## EXERCISE
Select, from the data, each line where "range" occurs.

** BEGIN GIVEN ENTRIES **

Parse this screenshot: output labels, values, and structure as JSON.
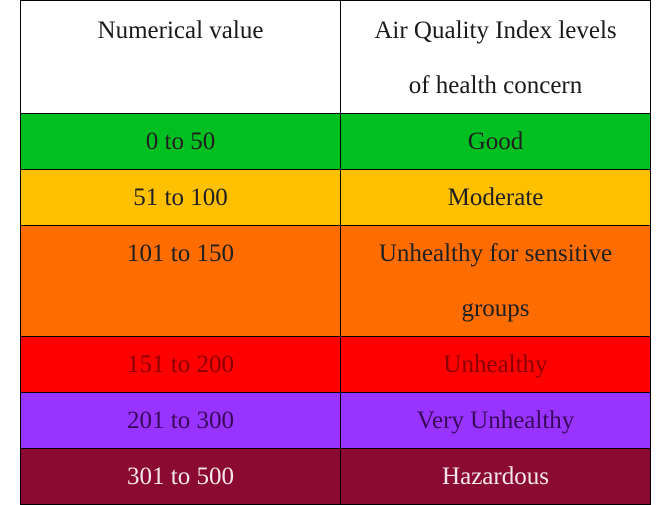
{
  "table": {
    "headers": {
      "value": "Numerical value",
      "level_line1": "Air Quality Index levels",
      "level_line2": "of health concern"
    },
    "rows": [
      {
        "range": "0 to 50",
        "level": "Good",
        "color": "#00c021"
      },
      {
        "range": "51 to 100",
        "level": "Moderate",
        "color": "#ffc000"
      },
      {
        "range": "101 to 150",
        "level_line1": "Unhealthy for sensitive",
        "level_line2": "groups",
        "color": "#ff6d00"
      },
      {
        "range": "151 to 200",
        "level": "Unhealthy",
        "color": "#ff0000"
      },
      {
        "range": "201 to 300",
        "level": "Very Unhealthy",
        "color": "#9933ff"
      },
      {
        "range": "301 to 500",
        "level": "Hazardous",
        "color": "#8b0a33"
      }
    ]
  }
}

** END GIVEN ENTRIES **

## SOLUTION TO THIS PROBLEM
        "range": "0 to 50",
        "range": "51 to 100",
        "range": "101 to 150",
        "range": "151 to 200",
        "range": "201 to 300",
        "range": "301 to 500",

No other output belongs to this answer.